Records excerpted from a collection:
::::::::::

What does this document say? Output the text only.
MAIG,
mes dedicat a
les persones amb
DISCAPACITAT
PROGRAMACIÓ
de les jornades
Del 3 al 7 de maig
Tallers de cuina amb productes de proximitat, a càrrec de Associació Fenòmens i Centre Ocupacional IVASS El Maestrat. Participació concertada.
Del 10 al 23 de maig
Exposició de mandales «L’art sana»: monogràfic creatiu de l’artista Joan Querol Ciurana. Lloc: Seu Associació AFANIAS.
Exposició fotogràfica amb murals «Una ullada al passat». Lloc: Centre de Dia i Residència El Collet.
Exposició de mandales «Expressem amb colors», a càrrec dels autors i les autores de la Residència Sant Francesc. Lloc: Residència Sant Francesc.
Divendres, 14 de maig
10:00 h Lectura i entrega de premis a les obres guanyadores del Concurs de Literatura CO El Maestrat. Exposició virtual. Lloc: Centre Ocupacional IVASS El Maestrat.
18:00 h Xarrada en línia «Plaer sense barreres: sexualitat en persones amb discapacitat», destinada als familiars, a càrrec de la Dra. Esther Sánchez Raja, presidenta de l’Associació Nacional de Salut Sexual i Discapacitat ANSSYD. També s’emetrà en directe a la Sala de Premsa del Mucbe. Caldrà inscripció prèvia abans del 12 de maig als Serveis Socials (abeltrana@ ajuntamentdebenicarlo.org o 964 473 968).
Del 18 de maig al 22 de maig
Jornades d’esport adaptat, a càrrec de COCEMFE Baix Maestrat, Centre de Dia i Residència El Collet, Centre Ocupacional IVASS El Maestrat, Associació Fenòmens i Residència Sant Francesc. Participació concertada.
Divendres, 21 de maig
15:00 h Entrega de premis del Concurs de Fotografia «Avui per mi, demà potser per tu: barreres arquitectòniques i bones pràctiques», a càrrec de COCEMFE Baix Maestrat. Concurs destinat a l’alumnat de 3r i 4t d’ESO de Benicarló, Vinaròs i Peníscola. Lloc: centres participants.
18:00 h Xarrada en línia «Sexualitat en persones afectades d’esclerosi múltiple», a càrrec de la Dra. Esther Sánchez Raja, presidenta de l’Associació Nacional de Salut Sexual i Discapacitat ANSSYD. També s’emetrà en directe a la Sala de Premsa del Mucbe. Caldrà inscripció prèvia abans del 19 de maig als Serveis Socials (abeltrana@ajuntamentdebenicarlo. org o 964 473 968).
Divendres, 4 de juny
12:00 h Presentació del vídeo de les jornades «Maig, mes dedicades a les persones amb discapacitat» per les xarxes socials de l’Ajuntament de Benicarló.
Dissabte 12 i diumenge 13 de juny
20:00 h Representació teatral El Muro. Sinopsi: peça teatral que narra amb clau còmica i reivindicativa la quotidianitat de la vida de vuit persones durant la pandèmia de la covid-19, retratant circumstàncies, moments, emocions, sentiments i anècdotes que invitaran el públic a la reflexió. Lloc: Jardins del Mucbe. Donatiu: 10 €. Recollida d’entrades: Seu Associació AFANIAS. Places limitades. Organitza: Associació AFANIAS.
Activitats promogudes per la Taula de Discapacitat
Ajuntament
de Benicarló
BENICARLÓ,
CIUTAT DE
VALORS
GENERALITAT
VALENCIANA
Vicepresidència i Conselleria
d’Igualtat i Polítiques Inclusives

::::::::::

SET EXERCISE
What is the number of lines in the records above that include the word "premis"? Reply with that number and nothing more.

WRITTEN RESPONSE
2